What is being asked
Search the data for the word "marker". Reproduce every line where it is found.

Records for this task

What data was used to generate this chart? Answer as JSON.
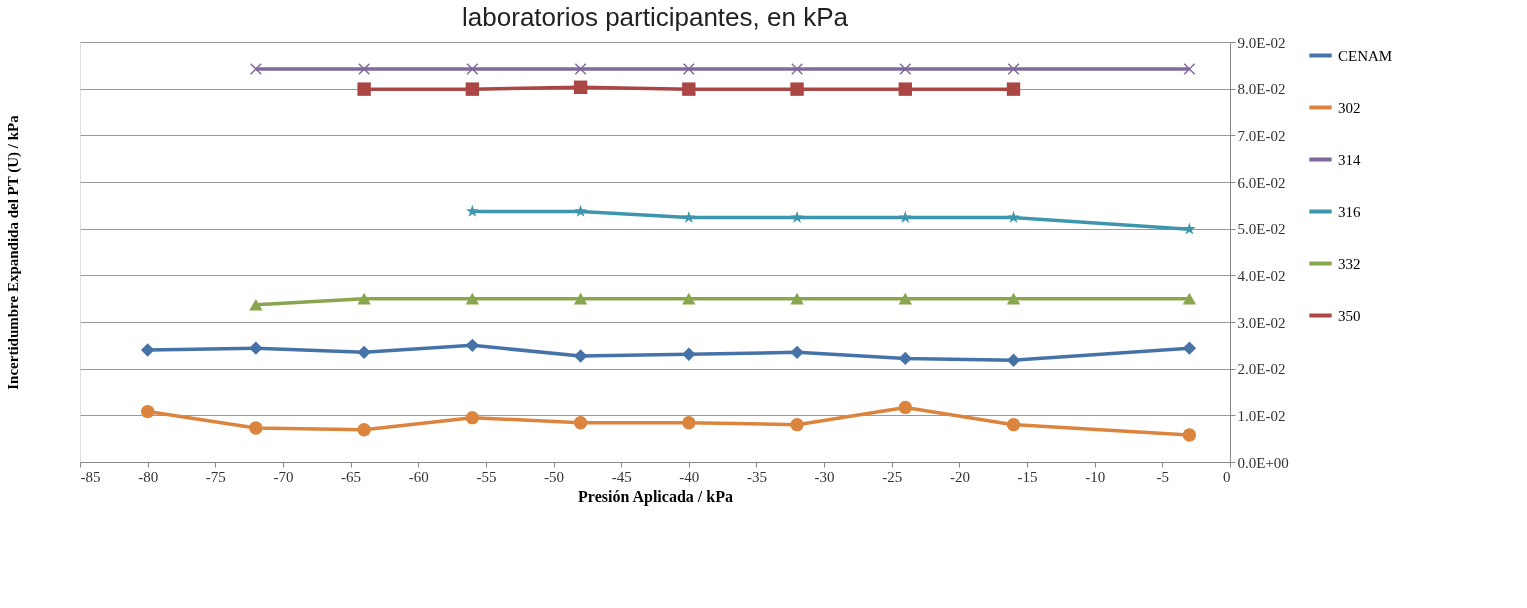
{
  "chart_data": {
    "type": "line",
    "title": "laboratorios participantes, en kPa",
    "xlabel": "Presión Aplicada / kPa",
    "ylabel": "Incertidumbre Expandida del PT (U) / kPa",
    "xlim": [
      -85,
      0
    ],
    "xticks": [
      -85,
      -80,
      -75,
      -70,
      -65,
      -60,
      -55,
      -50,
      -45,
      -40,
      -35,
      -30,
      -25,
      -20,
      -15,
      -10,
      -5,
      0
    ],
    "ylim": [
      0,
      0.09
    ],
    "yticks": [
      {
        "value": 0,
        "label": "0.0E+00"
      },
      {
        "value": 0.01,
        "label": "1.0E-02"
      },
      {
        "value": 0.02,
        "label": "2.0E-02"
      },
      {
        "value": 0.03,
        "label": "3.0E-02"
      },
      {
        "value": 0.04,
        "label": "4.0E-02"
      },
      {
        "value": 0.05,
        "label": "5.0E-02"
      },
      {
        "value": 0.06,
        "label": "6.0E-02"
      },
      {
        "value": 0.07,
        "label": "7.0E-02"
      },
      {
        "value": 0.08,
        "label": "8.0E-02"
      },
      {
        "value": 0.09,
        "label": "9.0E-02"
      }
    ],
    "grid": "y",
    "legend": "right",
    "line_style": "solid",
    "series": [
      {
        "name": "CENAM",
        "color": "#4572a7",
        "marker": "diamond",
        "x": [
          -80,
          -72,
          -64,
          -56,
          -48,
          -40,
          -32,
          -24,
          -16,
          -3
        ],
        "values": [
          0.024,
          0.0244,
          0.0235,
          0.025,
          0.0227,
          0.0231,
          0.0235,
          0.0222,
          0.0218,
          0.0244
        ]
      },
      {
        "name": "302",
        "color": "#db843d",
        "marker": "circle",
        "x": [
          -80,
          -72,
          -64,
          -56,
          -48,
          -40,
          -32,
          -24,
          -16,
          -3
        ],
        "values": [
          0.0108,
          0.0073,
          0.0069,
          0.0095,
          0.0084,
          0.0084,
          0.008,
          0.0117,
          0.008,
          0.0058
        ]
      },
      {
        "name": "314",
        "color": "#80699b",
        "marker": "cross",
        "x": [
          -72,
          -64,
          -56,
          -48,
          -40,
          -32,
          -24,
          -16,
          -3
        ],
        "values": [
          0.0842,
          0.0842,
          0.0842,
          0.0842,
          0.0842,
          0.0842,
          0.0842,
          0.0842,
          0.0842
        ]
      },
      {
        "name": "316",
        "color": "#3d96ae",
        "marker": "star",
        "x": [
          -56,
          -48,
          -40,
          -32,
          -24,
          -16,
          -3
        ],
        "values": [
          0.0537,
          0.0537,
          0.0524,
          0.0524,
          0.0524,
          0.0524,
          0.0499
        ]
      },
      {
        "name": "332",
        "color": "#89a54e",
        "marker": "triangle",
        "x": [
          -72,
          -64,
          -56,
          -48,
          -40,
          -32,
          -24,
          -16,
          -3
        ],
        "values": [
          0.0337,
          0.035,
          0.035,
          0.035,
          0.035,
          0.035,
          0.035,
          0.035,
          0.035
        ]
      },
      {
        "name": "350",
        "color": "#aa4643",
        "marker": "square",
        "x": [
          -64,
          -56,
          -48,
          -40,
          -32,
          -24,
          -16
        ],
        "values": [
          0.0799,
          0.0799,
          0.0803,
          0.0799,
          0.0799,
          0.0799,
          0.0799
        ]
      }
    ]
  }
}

Reply
        "marker": "diamond",
        "marker": "circle",
        "marker": "cross",
        "marker": "star",
        "marker": "triangle",
        "marker": "square",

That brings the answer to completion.